__Required work__:
Say how many lines in the records include the string "Mean", adding no other words.

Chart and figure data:
########
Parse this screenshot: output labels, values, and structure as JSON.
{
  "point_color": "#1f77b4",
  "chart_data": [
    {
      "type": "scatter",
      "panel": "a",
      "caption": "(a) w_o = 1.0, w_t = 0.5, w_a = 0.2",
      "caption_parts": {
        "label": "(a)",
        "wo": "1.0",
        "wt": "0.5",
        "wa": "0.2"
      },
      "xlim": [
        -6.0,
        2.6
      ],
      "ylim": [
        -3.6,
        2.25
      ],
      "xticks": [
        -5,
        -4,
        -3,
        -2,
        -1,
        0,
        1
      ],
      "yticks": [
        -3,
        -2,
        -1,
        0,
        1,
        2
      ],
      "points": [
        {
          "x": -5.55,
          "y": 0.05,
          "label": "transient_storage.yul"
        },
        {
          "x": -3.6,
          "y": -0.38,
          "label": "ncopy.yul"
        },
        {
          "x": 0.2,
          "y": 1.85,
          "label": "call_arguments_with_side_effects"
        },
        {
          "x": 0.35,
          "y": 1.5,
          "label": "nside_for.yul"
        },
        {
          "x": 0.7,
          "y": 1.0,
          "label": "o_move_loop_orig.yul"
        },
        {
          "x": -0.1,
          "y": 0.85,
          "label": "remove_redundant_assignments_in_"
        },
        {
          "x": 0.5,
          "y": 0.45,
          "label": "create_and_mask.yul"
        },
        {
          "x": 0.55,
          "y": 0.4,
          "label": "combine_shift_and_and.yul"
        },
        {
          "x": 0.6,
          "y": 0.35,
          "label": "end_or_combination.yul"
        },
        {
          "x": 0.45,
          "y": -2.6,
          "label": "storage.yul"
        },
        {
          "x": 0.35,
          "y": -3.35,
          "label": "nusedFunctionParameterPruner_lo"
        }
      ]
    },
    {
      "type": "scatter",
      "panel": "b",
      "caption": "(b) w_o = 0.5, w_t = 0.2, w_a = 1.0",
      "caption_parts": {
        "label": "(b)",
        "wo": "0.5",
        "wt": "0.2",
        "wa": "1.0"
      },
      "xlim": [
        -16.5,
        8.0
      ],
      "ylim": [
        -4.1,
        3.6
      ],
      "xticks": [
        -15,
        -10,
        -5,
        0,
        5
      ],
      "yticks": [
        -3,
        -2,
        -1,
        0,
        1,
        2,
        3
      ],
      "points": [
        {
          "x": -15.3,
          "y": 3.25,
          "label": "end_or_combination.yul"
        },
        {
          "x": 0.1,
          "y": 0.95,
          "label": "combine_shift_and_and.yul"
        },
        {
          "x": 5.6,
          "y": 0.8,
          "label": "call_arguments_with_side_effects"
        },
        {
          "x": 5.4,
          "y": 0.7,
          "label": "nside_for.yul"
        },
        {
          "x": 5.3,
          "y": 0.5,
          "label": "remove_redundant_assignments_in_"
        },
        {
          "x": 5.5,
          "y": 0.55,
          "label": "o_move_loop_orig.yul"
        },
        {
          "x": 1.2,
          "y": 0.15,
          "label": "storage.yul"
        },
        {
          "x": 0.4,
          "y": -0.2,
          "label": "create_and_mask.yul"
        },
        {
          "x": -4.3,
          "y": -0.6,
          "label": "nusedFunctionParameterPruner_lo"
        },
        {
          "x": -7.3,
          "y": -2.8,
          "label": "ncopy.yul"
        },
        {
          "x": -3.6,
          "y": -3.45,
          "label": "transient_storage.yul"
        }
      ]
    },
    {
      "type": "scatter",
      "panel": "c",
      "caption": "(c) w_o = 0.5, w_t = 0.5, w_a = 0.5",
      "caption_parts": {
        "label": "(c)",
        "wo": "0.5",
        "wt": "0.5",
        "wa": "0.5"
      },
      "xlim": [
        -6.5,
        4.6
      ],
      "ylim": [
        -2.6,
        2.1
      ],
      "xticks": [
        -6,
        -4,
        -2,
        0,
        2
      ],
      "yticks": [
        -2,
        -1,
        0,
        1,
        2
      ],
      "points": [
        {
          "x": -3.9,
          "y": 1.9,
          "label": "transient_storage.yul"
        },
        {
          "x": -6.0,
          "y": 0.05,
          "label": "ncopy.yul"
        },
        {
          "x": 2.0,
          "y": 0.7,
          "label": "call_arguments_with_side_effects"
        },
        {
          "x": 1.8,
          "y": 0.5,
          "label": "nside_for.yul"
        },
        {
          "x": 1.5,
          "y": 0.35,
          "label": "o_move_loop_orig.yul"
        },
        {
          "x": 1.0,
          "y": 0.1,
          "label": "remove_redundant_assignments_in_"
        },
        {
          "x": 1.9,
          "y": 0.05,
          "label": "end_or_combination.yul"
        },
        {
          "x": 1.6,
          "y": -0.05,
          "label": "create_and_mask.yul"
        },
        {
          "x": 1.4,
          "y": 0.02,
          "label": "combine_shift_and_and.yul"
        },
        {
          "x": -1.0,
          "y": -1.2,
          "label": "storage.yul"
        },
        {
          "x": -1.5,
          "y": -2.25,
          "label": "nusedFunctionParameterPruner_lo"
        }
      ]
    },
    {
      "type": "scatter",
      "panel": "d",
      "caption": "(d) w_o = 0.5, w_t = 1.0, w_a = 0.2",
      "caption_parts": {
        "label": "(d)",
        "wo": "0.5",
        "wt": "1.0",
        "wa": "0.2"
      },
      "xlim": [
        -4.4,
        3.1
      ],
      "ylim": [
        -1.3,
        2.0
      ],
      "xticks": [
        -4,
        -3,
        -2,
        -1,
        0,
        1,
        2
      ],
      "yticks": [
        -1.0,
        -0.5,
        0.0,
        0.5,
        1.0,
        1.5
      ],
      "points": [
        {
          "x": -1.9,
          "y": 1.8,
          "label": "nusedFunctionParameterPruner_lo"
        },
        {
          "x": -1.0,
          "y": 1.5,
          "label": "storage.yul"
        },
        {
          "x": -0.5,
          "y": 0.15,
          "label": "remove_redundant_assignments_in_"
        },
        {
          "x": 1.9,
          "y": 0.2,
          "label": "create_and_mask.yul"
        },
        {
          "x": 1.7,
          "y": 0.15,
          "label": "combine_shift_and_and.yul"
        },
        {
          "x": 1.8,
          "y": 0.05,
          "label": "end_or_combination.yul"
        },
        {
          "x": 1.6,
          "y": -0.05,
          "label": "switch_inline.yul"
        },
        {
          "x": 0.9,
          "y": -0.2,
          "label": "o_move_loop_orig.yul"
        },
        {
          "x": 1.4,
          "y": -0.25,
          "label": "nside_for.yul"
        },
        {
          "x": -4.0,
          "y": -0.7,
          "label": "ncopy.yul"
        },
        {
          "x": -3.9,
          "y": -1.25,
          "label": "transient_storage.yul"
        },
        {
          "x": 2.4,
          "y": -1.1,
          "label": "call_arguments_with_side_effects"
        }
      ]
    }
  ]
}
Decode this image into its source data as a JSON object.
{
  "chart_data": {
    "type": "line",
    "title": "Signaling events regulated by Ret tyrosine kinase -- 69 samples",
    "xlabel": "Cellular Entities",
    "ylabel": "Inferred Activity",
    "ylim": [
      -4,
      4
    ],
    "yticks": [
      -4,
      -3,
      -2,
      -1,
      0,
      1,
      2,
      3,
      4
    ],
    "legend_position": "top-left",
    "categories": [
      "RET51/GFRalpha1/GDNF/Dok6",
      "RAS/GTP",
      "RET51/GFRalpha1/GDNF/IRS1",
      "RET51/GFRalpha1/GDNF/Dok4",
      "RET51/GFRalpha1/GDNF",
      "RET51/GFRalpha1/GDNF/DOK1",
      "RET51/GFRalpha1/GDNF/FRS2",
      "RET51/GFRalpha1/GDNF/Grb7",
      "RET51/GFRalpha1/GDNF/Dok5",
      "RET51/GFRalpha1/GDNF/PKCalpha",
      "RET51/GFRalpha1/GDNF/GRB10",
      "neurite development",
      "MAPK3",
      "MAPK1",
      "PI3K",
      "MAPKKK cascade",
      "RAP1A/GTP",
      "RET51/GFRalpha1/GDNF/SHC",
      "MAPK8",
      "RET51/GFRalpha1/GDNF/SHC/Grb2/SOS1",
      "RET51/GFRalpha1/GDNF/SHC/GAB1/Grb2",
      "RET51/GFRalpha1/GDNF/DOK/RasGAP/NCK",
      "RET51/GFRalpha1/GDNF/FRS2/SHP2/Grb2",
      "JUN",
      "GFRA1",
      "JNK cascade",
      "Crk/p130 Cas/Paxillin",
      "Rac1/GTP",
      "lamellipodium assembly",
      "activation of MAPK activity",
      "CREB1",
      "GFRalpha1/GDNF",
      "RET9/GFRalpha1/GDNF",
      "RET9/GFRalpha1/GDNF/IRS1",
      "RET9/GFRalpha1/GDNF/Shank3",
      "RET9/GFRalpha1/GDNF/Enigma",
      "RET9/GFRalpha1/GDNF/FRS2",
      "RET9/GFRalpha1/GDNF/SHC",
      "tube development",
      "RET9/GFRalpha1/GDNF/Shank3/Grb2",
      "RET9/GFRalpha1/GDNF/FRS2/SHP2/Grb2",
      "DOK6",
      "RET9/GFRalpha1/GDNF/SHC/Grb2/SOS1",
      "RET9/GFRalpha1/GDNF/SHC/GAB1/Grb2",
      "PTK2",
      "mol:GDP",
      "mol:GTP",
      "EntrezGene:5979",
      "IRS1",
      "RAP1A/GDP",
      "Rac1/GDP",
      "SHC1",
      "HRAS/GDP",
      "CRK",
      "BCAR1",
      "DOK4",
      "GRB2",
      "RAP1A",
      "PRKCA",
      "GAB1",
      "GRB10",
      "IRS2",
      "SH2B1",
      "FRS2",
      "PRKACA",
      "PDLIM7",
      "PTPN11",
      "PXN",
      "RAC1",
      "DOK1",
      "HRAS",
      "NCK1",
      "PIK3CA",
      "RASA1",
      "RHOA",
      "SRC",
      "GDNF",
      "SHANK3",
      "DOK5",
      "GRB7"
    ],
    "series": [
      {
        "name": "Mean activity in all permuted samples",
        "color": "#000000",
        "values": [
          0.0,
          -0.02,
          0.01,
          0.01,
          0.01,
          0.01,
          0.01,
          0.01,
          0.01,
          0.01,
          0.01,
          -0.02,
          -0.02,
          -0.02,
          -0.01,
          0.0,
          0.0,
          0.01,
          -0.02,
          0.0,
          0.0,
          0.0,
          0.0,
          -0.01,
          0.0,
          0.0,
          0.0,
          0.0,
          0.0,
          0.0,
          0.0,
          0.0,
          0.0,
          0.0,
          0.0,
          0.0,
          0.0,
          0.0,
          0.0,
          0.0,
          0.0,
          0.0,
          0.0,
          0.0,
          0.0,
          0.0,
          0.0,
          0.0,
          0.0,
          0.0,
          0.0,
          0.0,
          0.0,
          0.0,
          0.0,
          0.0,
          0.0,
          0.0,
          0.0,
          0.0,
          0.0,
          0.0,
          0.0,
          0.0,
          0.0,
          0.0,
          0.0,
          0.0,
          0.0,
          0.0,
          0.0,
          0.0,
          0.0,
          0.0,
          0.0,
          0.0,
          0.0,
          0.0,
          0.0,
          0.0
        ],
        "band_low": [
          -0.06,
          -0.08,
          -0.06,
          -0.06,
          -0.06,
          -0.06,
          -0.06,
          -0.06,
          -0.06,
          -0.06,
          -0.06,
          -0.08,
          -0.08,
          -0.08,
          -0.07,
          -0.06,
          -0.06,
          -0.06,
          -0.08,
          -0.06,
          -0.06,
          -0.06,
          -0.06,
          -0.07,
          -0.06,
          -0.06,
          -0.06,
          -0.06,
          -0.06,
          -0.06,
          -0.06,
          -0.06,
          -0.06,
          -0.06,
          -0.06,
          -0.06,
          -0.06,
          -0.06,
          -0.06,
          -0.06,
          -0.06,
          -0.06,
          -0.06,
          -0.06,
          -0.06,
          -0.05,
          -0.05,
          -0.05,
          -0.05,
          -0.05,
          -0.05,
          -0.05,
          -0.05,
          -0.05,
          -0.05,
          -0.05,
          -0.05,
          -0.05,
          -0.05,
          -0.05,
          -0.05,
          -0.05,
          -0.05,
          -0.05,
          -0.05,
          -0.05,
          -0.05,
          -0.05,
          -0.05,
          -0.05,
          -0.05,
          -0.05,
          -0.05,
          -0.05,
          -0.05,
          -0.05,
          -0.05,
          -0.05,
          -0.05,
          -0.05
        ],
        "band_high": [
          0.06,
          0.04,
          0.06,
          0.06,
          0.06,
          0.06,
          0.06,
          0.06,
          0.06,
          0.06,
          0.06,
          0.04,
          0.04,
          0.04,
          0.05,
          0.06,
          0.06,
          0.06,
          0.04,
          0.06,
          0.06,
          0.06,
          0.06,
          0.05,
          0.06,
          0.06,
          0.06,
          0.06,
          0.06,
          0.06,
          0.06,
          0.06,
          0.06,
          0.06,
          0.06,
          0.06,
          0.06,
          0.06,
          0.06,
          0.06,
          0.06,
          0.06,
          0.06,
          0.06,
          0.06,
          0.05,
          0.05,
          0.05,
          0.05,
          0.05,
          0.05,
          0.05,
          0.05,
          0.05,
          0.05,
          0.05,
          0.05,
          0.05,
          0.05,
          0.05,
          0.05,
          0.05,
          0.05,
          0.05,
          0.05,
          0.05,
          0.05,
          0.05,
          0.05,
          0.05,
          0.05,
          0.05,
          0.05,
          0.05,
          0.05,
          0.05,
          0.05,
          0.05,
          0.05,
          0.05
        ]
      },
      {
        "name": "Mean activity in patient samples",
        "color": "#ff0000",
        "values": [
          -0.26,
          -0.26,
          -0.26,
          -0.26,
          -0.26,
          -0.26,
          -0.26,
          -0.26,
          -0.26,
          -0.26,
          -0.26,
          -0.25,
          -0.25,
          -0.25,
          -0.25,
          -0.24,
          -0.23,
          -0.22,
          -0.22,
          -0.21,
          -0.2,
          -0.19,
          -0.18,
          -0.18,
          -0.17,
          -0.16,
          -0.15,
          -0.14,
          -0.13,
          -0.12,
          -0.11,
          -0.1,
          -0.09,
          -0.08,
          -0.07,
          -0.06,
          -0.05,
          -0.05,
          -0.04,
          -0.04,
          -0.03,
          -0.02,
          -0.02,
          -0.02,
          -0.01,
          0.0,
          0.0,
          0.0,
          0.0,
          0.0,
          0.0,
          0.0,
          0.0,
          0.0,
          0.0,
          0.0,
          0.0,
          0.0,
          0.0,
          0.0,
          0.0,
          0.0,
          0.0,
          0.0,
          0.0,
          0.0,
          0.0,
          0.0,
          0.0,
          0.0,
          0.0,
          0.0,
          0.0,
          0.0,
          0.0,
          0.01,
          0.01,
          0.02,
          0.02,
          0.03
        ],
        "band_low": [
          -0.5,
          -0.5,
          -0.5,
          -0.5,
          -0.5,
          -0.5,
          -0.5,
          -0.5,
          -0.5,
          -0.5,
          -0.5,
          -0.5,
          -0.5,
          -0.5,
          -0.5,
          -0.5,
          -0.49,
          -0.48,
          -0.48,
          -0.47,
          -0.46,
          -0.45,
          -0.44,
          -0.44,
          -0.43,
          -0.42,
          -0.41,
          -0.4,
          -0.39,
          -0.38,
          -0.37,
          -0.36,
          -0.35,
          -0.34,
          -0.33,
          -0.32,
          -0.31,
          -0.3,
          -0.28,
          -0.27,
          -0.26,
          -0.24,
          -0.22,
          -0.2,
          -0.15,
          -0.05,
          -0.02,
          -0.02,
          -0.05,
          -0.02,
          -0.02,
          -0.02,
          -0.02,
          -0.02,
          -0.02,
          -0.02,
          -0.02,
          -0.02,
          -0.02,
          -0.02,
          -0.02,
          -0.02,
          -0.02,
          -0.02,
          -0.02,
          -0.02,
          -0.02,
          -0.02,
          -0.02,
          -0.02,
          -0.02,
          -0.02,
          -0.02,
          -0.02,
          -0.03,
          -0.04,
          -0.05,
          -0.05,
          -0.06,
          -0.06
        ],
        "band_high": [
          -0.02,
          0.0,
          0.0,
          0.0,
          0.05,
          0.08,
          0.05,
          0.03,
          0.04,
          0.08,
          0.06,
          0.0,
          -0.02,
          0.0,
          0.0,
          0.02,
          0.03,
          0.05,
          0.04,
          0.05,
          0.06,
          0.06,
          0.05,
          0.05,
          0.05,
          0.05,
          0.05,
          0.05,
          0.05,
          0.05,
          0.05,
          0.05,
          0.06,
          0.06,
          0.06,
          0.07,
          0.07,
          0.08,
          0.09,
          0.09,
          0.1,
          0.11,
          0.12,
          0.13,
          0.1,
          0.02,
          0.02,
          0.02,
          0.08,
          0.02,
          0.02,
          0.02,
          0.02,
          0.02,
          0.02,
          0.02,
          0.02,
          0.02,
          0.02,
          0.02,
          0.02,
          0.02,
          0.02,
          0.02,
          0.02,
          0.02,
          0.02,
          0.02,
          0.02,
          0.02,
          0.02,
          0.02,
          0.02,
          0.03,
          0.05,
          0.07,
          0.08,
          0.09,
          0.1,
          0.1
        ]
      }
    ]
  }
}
########
__Solution for this problem__:
2